→ DIRECTIONS FOR THIS TASK
Take every line where the string "full" appears and copy it.

[Stored dataset items]
####
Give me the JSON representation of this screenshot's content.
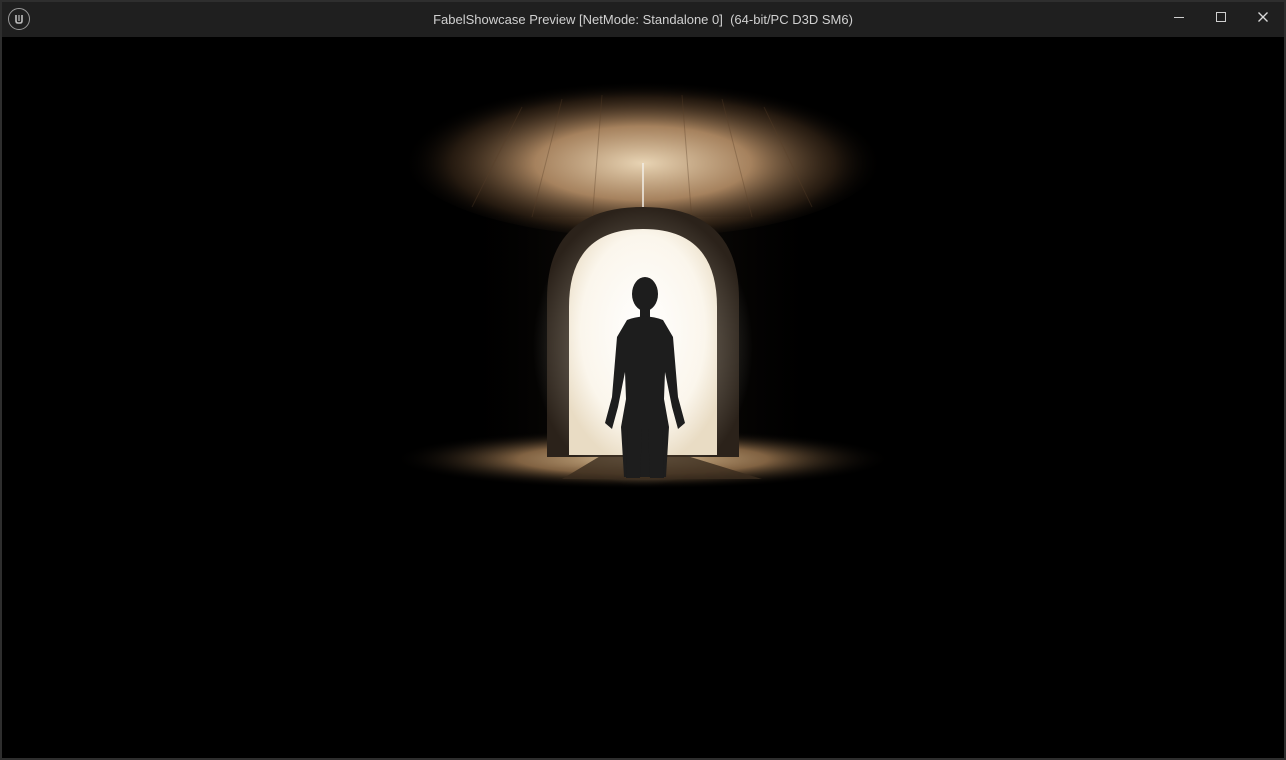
{
  "window": {
    "title": "FabelShowcase Preview [NetMode: Standalone 0]  (64-bit/PC D3D SM6)",
    "logo_icon": "unreal-engine-logo-icon",
    "controls": [
      {
        "name": "minimize-button",
        "icon": "minimize-icon"
      },
      {
        "name": "maximize-button",
        "icon": "maximize-icon"
      },
      {
        "name": "close-button",
        "icon": "close-icon"
      }
    ]
  },
  "viewport": {
    "scene": "silhouette-in-lit-archway",
    "colors": {
      "background": "#000000",
      "light_warm": "#c9a87c",
      "doorway_glow": "#fffdf6",
      "titlebar": "#1f1f1f",
      "title_text": "#d0d0d0"
    }
  }
}
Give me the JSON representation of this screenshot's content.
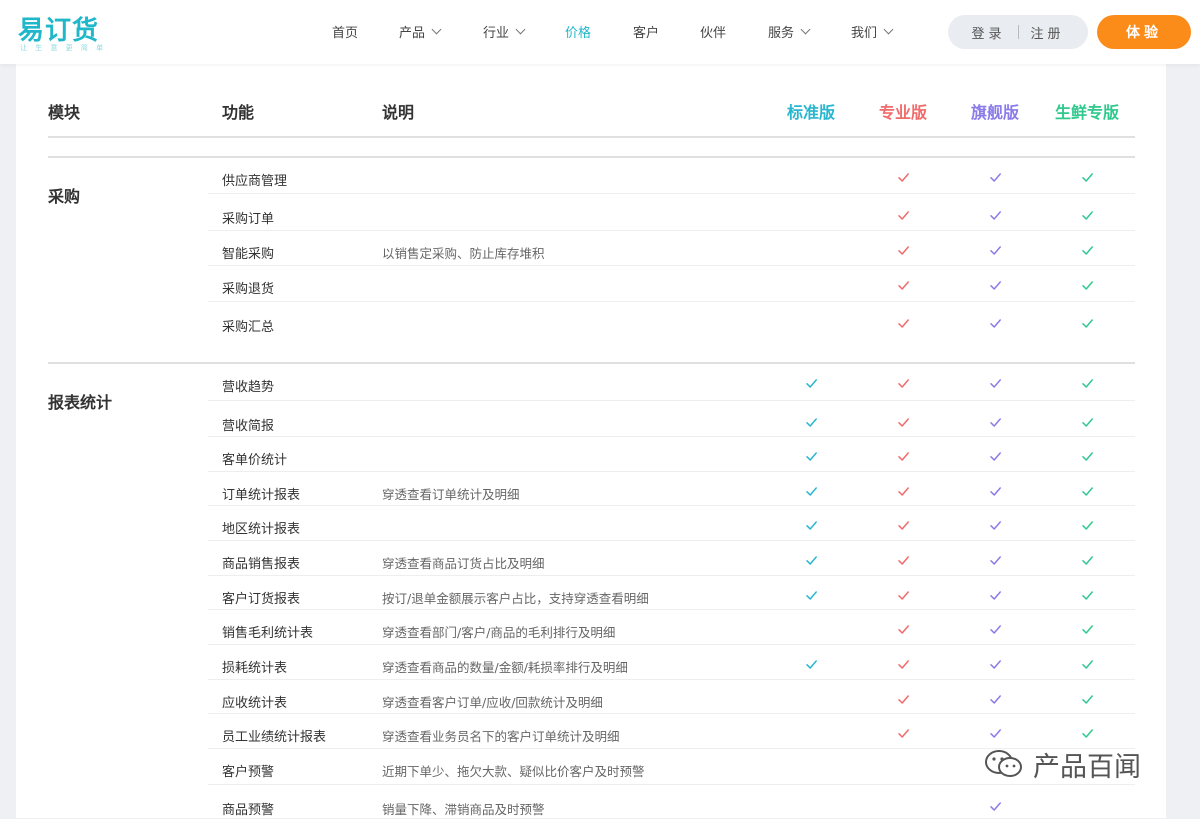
{
  "header": {
    "logo_text": "易订货",
    "logo_sub": "让 生 意 更 简 单",
    "nav": [
      {
        "label": "首页",
        "dropdown": false,
        "active": false
      },
      {
        "label": "产品",
        "dropdown": true,
        "active": false
      },
      {
        "label": "行业",
        "dropdown": true,
        "active": false
      },
      {
        "label": "价格",
        "dropdown": false,
        "active": true
      },
      {
        "label": "客户",
        "dropdown": false,
        "active": false
      },
      {
        "label": "伙伴",
        "dropdown": false,
        "active": false
      },
      {
        "label": "服务",
        "dropdown": true,
        "active": false
      },
      {
        "label": "我们",
        "dropdown": true,
        "active": false
      }
    ],
    "login_label": "登录",
    "register_label": "注册",
    "try_label": "体验"
  },
  "table": {
    "columns": {
      "module": "模块",
      "feature": "功能",
      "description": "说明"
    },
    "plans": [
      {
        "name": "标准版",
        "color": "#29b6cf"
      },
      {
        "name": "专业版",
        "color": "#f06b6b"
      },
      {
        "name": "旗舰版",
        "color": "#8b7be8"
      },
      {
        "name": "生鲜专版",
        "color": "#2fc98e"
      }
    ],
    "sections": [
      {
        "title": "采购",
        "rows": [
          {
            "feature": "供应商管理",
            "description": "",
            "plans": [
              false,
              true,
              true,
              true
            ]
          },
          {
            "feature": "采购订单",
            "description": "",
            "plans": [
              false,
              true,
              true,
              true
            ]
          },
          {
            "feature": "智能采购",
            "description": "以销售定采购、防止库存堆积",
            "plans": [
              false,
              true,
              true,
              true
            ]
          },
          {
            "feature": "采购退货",
            "description": "",
            "plans": [
              false,
              true,
              true,
              true
            ]
          },
          {
            "feature": "采购汇总",
            "description": "",
            "plans": [
              false,
              true,
              true,
              true
            ]
          }
        ]
      },
      {
        "title": "报表统计",
        "rows": [
          {
            "feature": "营收趋势",
            "description": "",
            "plans": [
              true,
              true,
              true,
              true
            ]
          },
          {
            "feature": "营收简报",
            "description": "",
            "plans": [
              true,
              true,
              true,
              true
            ]
          },
          {
            "feature": "客单价统计",
            "description": "",
            "plans": [
              true,
              true,
              true,
              true
            ]
          },
          {
            "feature": "订单统计报表",
            "description": "穿透查看订单统计及明细",
            "plans": [
              true,
              true,
              true,
              true
            ]
          },
          {
            "feature": "地区统计报表",
            "description": "",
            "plans": [
              true,
              true,
              true,
              true
            ]
          },
          {
            "feature": "商品销售报表",
            "description": "穿透查看商品订货占比及明细",
            "plans": [
              true,
              true,
              true,
              true
            ]
          },
          {
            "feature": "客户订货报表",
            "description": "按订/退单金额展示客户占比，支持穿透查看明细",
            "plans": [
              true,
              true,
              true,
              true
            ]
          },
          {
            "feature": "销售毛利统计表",
            "description": "穿透查看部门/客户/商品的毛利排行及明细",
            "plans": [
              false,
              true,
              true,
              true
            ]
          },
          {
            "feature": "损耗统计表",
            "description": "穿透查看商品的数量/金额/耗损率排行及明细",
            "plans": [
              true,
              true,
              true,
              true
            ]
          },
          {
            "feature": "应收统计表",
            "description": "穿透查看客户订单/应收/回款统计及明细",
            "plans": [
              false,
              true,
              true,
              true
            ]
          },
          {
            "feature": "员工业绩统计报表",
            "description": "穿透查看业务员名下的客户订单统计及明细",
            "plans": [
              false,
              true,
              true,
              true
            ]
          },
          {
            "feature": "客户预警",
            "description": "近期下单少、拖欠大款、疑似比价客户及时预警",
            "plans": [
              false,
              false,
              false,
              false
            ]
          },
          {
            "feature": "商品预警",
            "description": "销量下降、滞销商品及时预警",
            "plans": [
              false,
              false,
              true,
              false
            ]
          }
        ]
      }
    ]
  },
  "watermark": "产品百闻"
}
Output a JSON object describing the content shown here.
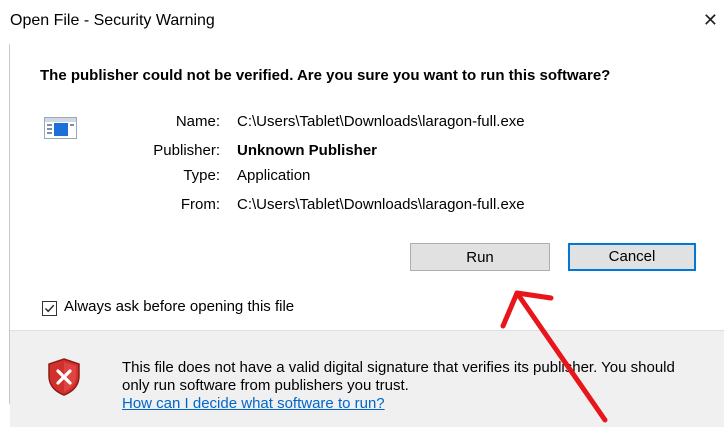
{
  "window": {
    "title": "Open File - Security Warning",
    "close_glyph": "✕"
  },
  "heading": "The publisher could not be verified.  Are you sure you want to run this software?",
  "details": {
    "name_label": "Name:",
    "name_value": "C:\\Users\\Tablet\\Downloads\\laragon-full.exe",
    "publisher_label": "Publisher:",
    "publisher_value": "Unknown Publisher",
    "type_label": "Type:",
    "type_value": "Application",
    "from_label": "From:",
    "from_value": "C:\\Users\\Tablet\\Downloads\\laragon-full.exe"
  },
  "buttons": {
    "run_label": "Run",
    "cancel_label": "Cancel"
  },
  "checkbox": {
    "label": "Always ask before opening this file",
    "checked": true
  },
  "footer": {
    "warning_text": "This file does not have a valid digital signature that verifies its publisher.  You should only run software from publishers you trust.",
    "help_link": "How can I decide what software to run?"
  },
  "icons": {
    "file": "application-file-icon",
    "shield": "security-shield-icon",
    "annotation": "red-arrow-annotation"
  },
  "colors": {
    "accent": "#0078d7",
    "link": "#0066cc",
    "shield_red": "#d0312d",
    "annotation_red": "#e8151b"
  }
}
####
→ EXERCISE ANSWER
    "name_value": "C:\\Users\\Tablet\\Downloads\\laragon-full.exe",
    "from_value": "C:\\Users\\Tablet\\Downloads\\laragon-full.exe"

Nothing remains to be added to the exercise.